(What needs to be done): Below are some records; repeat them all exactly, minus the pictures.

(Dataset rows about figures)

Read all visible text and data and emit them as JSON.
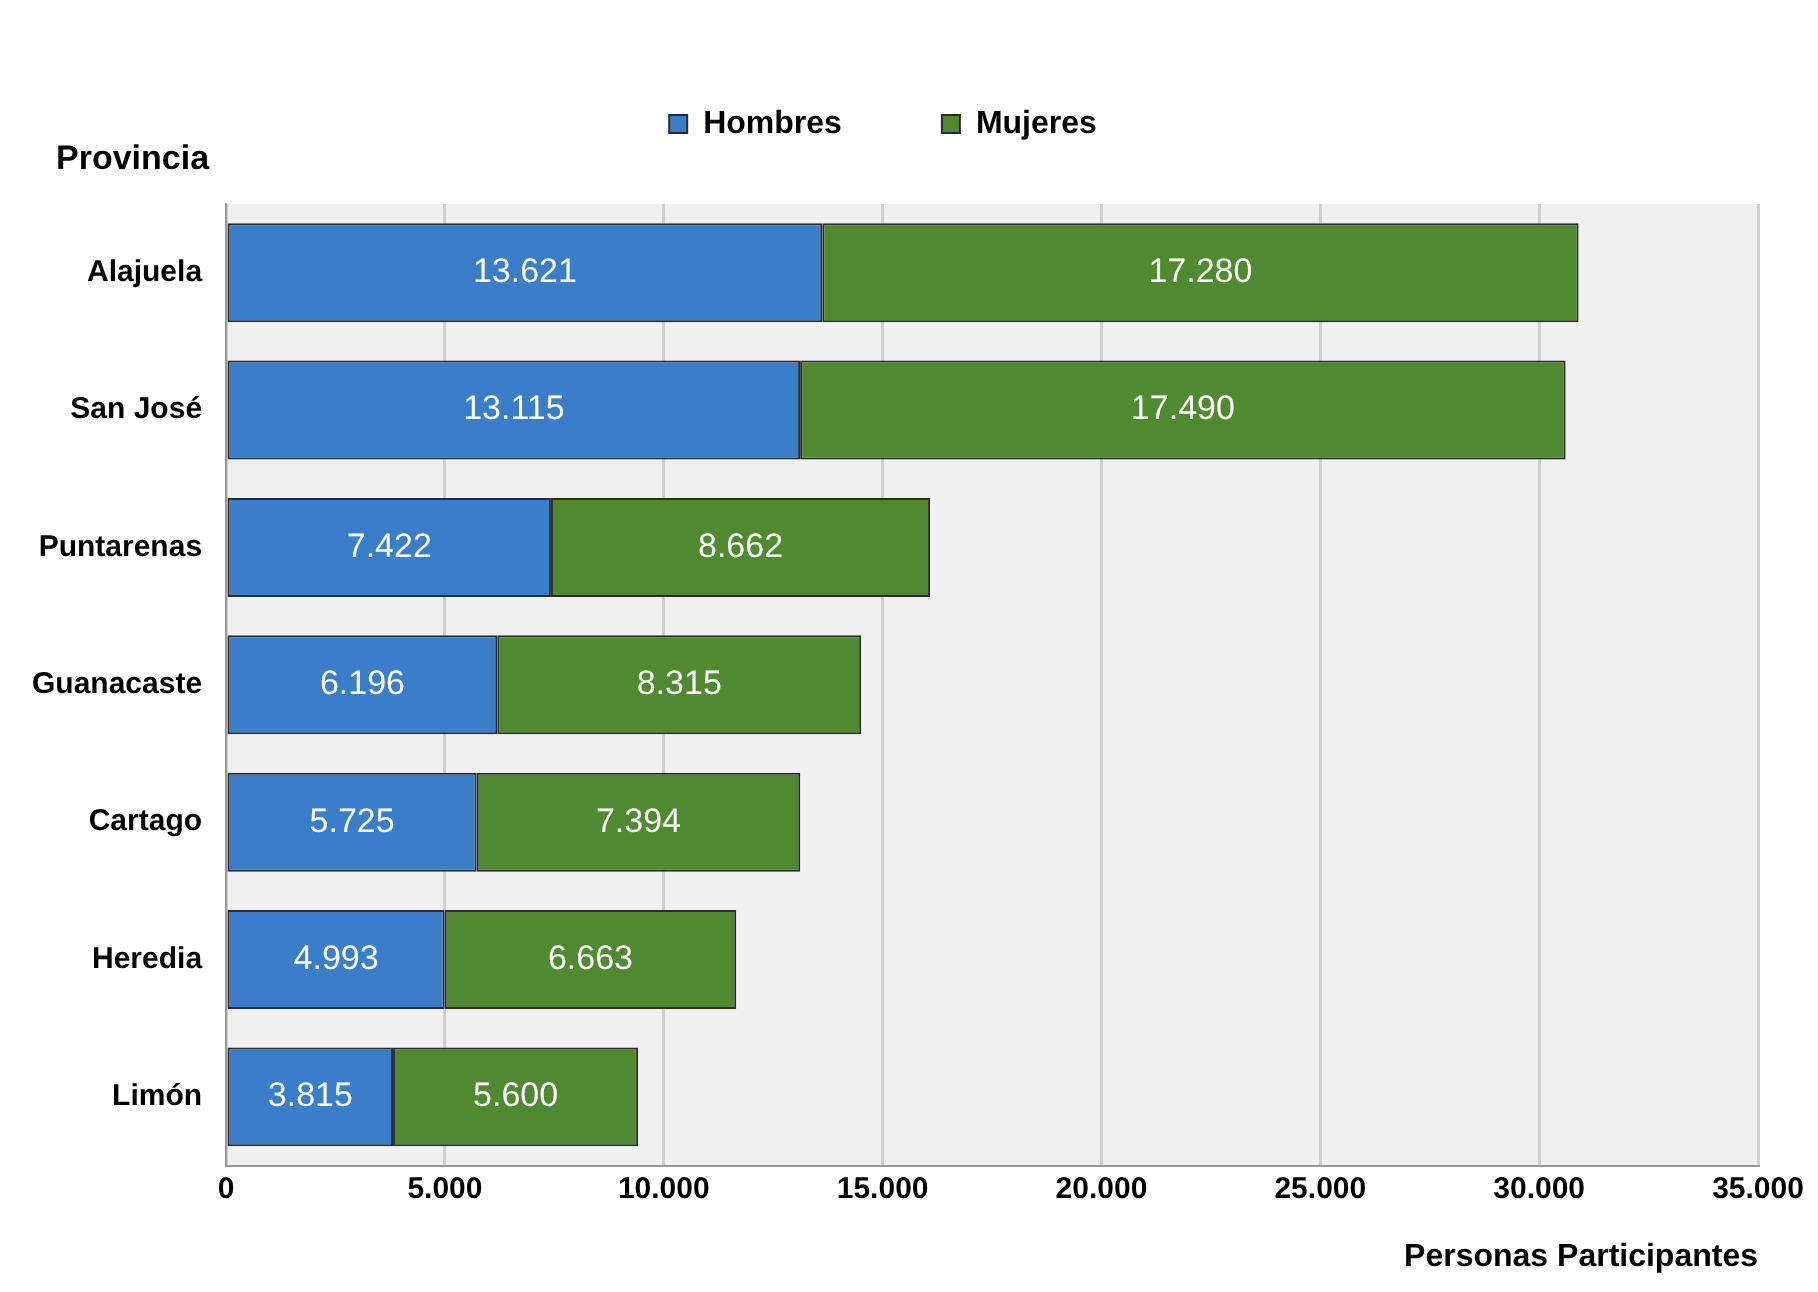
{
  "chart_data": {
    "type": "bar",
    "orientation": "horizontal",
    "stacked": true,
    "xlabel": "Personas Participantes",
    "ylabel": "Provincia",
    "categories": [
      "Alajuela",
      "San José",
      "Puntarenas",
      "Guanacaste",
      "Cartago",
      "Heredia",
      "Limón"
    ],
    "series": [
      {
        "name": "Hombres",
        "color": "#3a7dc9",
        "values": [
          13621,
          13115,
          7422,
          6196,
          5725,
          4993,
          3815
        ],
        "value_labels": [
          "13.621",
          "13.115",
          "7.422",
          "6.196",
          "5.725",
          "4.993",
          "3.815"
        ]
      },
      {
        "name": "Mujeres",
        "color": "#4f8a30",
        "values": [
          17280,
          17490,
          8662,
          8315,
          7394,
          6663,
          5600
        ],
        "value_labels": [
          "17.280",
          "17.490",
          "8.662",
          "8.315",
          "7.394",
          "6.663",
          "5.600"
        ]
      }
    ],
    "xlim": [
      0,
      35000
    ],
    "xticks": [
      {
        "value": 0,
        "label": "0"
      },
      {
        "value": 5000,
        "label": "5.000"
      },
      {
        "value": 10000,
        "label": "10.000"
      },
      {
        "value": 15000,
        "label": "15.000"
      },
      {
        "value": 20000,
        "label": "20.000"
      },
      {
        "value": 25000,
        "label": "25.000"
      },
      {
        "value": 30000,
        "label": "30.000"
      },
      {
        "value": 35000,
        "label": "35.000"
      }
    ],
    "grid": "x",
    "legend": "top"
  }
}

(The reply):
Read all visible text and data and emit them as JSON.
{
  "chart_data": {
    "type": "bar",
    "orientation": "horizontal",
    "stacked": true,
    "xlabel": "Personas Participantes",
    "ylabel": "Provincia",
    "categories": [
      "Alajuela",
      "San José",
      "Puntarenas",
      "Guanacaste",
      "Cartago",
      "Heredia",
      "Limón"
    ],
    "series": [
      {
        "name": "Hombres",
        "color": "#3a7dc9",
        "values": [
          13621,
          13115,
          7422,
          6196,
          5725,
          4993,
          3815
        ],
        "value_labels": [
          "13.621",
          "13.115",
          "7.422",
          "6.196",
          "5.725",
          "4.993",
          "3.815"
        ]
      },
      {
        "name": "Mujeres",
        "color": "#4f8a30",
        "values": [
          17280,
          17490,
          8662,
          8315,
          7394,
          6663,
          5600
        ],
        "value_labels": [
          "17.280",
          "17.490",
          "8.662",
          "8.315",
          "7.394",
          "6.663",
          "5.600"
        ]
      }
    ],
    "xlim": [
      0,
      35000
    ],
    "xticks": [
      {
        "value": 0,
        "label": "0"
      },
      {
        "value": 5000,
        "label": "5.000"
      },
      {
        "value": 10000,
        "label": "10.000"
      },
      {
        "value": 15000,
        "label": "15.000"
      },
      {
        "value": 20000,
        "label": "20.000"
      },
      {
        "value": 25000,
        "label": "25.000"
      },
      {
        "value": 30000,
        "label": "30.000"
      },
      {
        "value": 35000,
        "label": "35.000"
      }
    ],
    "grid": "x",
    "legend": "top"
  }
}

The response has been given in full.